- What you will do
Update the records below by replacing every instance of "Share it with the world" with "Share it with friends". Reproduce all the lines with everything else unchanged.

- Data for this task
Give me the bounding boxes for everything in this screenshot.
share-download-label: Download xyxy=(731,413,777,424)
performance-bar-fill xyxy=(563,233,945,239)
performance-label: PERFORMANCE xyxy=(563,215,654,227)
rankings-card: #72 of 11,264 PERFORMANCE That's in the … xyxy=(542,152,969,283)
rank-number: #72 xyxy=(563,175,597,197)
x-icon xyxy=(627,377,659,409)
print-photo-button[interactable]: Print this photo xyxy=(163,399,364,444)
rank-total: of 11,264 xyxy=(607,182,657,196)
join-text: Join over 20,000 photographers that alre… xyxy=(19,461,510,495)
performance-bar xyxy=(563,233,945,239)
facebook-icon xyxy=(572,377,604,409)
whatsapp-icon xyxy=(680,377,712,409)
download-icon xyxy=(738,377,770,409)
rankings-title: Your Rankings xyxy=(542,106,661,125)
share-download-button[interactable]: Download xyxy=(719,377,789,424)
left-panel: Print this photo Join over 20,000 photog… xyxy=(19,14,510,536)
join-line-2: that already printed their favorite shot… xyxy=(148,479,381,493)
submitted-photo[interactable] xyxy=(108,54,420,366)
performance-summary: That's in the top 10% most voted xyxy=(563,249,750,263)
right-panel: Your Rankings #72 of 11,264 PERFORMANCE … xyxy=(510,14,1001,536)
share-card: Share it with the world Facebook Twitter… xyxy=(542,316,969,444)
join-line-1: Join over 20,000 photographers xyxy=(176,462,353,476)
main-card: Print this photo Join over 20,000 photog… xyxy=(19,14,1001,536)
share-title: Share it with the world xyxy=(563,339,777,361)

- Result
Give me the bounding boxes for everything in this screenshot.
share-download-label: Download xyxy=(731,413,777,424)
performance-bar-fill xyxy=(563,233,945,239)
performance-label: PERFORMANCE xyxy=(563,215,654,227)
rankings-card: #72 of 11,264 PERFORMANCE That's in the … xyxy=(542,152,969,283)
rank-number: #72 xyxy=(563,175,597,197)
x-icon xyxy=(627,377,659,409)
print-photo-button[interactable]: Print this photo xyxy=(163,399,364,444)
rank-total: of 11,264 xyxy=(607,182,657,196)
join-text: Join over 20,000 photographers that alre… xyxy=(19,461,510,495)
performance-bar xyxy=(563,233,945,239)
facebook-icon xyxy=(572,377,604,409)
whatsapp-icon xyxy=(680,377,712,409)
download-icon xyxy=(738,377,770,409)
rankings-title: Your Rankings xyxy=(542,106,661,125)
share-download-button[interactable]: Download xyxy=(719,377,789,424)
left-panel: Print this photo Join over 20,000 photog… xyxy=(19,14,510,536)
join-line-2: that already printed their favorite shot… xyxy=(148,479,381,493)
submitted-photo[interactable] xyxy=(108,54,420,366)
performance-summary: That's in the top 10% most voted xyxy=(563,249,750,263)
right-panel: Your Rankings #72 of 11,264 PERFORMANCE … xyxy=(510,14,1001,536)
share-card: Share it with friends Facebook Twitter… xyxy=(542,316,969,444)
join-line-1: Join over 20,000 photographers xyxy=(176,462,353,476)
main-card: Print this photo Join over 20,000 photog… xyxy=(19,14,1001,536)
share-title: Share it with friends xyxy=(563,339,777,361)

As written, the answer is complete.